═══ Data lines

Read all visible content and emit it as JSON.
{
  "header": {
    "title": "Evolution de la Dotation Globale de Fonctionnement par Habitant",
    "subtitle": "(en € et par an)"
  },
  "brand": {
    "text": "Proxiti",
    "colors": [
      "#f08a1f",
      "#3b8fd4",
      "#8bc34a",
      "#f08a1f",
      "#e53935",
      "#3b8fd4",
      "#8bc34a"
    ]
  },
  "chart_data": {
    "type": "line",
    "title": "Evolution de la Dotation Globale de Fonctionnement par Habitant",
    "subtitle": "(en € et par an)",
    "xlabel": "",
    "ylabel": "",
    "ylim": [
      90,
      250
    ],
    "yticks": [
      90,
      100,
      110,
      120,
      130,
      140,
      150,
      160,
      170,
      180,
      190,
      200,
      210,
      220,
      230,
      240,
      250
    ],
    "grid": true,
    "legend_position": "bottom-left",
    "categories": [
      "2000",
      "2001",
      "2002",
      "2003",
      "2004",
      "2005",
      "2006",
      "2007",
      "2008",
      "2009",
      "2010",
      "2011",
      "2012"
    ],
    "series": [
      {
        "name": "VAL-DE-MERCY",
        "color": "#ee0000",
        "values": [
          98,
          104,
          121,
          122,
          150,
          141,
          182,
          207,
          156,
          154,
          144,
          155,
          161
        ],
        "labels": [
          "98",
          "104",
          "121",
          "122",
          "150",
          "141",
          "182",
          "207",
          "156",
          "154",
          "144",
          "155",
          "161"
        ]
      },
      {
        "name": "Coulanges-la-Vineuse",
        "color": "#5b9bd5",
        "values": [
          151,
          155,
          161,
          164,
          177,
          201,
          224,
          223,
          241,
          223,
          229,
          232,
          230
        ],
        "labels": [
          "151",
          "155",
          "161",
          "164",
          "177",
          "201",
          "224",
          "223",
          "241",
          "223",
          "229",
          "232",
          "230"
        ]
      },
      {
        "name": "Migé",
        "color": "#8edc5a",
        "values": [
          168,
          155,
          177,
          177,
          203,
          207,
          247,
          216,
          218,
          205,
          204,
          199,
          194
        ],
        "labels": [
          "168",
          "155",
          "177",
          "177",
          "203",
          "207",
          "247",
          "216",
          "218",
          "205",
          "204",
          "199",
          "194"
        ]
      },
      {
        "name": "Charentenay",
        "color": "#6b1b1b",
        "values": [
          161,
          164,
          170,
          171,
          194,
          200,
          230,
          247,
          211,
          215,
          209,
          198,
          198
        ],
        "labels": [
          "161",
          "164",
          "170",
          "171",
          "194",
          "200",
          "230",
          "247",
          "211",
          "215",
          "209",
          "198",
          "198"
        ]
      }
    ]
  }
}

══════

▸ **Set exercise**: Repeat every line of the data, exactly and in full.

▸ **Full output**:
Read all visible content and emit it as JSON.
{
  "header": {
    "title": "Evolution de la Dotation Globale de Fonctionnement par Habitant",
    "subtitle": "(en € et par an)"
  },
  "brand": {
    "text": "Proxiti",
    "colors": [
      "#f08a1f",
      "#3b8fd4",
      "#8bc34a",
      "#f08a1f",
      "#e53935",
      "#3b8fd4",
      "#8bc34a"
    ]
  },
  "chart_data": {
    "type": "line",
    "title": "Evolution de la Dotation Globale de Fonctionnement par Habitant",
    "subtitle": "(en € et par an)",
    "xlabel": "",
    "ylabel": "",
    "ylim": [
      90,
      250
    ],
    "yticks": [
      90,
      100,
      110,
      120,
      130,
      140,
      150,
      160,
      170,
      180,
      190,
      200,
      210,
      220,
      230,
      240,
      250
    ],
    "grid": true,
    "legend_position": "bottom-left",
    "categories": [
      "2000",
      "2001",
      "2002",
      "2003",
      "2004",
      "2005",
      "2006",
      "2007",
      "2008",
      "2009",
      "2010",
      "2011",
      "2012"
    ],
    "series": [
      {
        "name": "VAL-DE-MERCY",
        "color": "#ee0000",
        "values": [
          98,
          104,
          121,
          122,
          150,
          141,
          182,
          207,
          156,
          154,
          144,
          155,
          161
        ],
        "labels": [
          "98",
          "104",
          "121",
          "122",
          "150",
          "141",
          "182",
          "207",
          "156",
          "154",
          "144",
          "155",
          "161"
        ]
      },
      {
        "name": "Coulanges-la-Vineuse",
        "color": "#5b9bd5",
        "values": [
          151,
          155,
          161,
          164,
          177,
          201,
          224,
          223,
          241,
          223,
          229,
          232,
          230
        ],
        "labels": [
          "151",
          "155",
          "161",
          "164",
          "177",
          "201",
          "224",
          "223",
          "241",
          "223",
          "229",
          "232",
          "230"
        ]
      },
      {
        "name": "Migé",
        "color": "#8edc5a",
        "values": [
          168,
          155,
          177,
          177,
          203,
          207,
          247,
          216,
          218,
          205,
          204,
          199,
          194
        ],
        "labels": [
          "168",
          "155",
          "177",
          "177",
          "203",
          "207",
          "247",
          "216",
          "218",
          "205",
          "204",
          "199",
          "194"
        ]
      },
      {
        "name": "Charentenay",
        "color": "#6b1b1b",
        "values": [
          161,
          164,
          170,
          171,
          194,
          200,
          230,
          247,
          211,
          215,
          209,
          198,
          198
        ],
        "labels": [
          "161",
          "164",
          "170",
          "171",
          "194",
          "200",
          "230",
          "247",
          "211",
          "215",
          "209",
          "198",
          "198"
        ]
      }
    ]
  }
}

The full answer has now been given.